• **Task statement**
Filter this data down to the lines that hold "JSON", and copy them.

• **Record list**
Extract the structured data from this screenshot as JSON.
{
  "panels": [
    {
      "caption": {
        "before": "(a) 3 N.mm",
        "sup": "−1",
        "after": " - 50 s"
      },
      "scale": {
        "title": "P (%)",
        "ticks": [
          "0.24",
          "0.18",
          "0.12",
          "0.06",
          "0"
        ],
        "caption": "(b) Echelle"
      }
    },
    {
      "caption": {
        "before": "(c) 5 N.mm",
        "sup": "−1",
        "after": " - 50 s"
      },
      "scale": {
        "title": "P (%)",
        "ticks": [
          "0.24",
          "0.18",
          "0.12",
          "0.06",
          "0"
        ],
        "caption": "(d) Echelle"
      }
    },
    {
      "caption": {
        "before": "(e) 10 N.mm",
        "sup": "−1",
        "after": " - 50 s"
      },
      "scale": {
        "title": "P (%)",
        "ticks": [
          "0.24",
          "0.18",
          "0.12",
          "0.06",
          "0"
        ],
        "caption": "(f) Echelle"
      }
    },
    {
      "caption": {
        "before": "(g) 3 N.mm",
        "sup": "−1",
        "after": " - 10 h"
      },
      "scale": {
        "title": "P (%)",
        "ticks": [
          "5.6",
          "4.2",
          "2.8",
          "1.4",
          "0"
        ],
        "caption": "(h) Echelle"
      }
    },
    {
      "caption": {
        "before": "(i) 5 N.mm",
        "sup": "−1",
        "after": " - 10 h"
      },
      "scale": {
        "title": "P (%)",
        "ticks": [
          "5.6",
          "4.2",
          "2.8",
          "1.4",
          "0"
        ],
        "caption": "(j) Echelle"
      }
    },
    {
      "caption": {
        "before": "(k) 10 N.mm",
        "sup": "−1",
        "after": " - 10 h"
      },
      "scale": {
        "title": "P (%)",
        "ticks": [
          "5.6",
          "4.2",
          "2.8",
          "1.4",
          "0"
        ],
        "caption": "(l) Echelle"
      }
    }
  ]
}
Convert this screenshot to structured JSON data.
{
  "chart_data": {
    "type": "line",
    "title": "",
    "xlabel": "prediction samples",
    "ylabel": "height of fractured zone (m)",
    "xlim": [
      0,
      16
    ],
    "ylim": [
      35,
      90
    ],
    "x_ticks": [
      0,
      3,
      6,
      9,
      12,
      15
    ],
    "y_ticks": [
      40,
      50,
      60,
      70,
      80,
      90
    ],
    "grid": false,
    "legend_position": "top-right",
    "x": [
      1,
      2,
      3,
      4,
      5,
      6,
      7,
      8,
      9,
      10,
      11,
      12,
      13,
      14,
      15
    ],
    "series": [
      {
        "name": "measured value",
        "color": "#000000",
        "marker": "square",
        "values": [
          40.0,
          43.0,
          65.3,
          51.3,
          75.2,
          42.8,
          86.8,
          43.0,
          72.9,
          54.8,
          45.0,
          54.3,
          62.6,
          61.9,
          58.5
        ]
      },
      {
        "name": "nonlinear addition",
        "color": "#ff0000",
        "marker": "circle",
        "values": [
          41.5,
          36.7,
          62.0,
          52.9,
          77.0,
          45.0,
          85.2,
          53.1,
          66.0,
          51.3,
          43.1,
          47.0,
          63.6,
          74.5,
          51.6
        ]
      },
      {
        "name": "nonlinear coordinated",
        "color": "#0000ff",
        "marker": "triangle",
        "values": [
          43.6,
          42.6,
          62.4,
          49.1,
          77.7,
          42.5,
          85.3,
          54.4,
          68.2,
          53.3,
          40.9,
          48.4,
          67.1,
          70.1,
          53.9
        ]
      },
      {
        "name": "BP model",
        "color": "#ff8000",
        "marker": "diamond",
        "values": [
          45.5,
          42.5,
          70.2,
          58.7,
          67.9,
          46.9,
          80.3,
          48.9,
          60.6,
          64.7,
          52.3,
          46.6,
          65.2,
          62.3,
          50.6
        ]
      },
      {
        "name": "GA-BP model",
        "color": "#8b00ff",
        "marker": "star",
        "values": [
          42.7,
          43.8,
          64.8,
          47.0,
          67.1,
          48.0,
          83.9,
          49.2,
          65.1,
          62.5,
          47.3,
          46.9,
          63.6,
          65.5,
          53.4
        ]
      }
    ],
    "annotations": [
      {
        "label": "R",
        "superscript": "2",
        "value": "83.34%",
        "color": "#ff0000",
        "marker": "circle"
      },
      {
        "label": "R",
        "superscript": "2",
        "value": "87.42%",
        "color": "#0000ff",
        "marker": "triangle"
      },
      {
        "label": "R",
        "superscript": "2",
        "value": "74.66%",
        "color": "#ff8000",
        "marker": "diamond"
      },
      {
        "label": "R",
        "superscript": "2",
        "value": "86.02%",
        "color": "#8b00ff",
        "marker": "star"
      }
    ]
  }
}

• **The solution**
Extract the structured data from this screenshot as JSON.
Convert this screenshot to structured JSON data.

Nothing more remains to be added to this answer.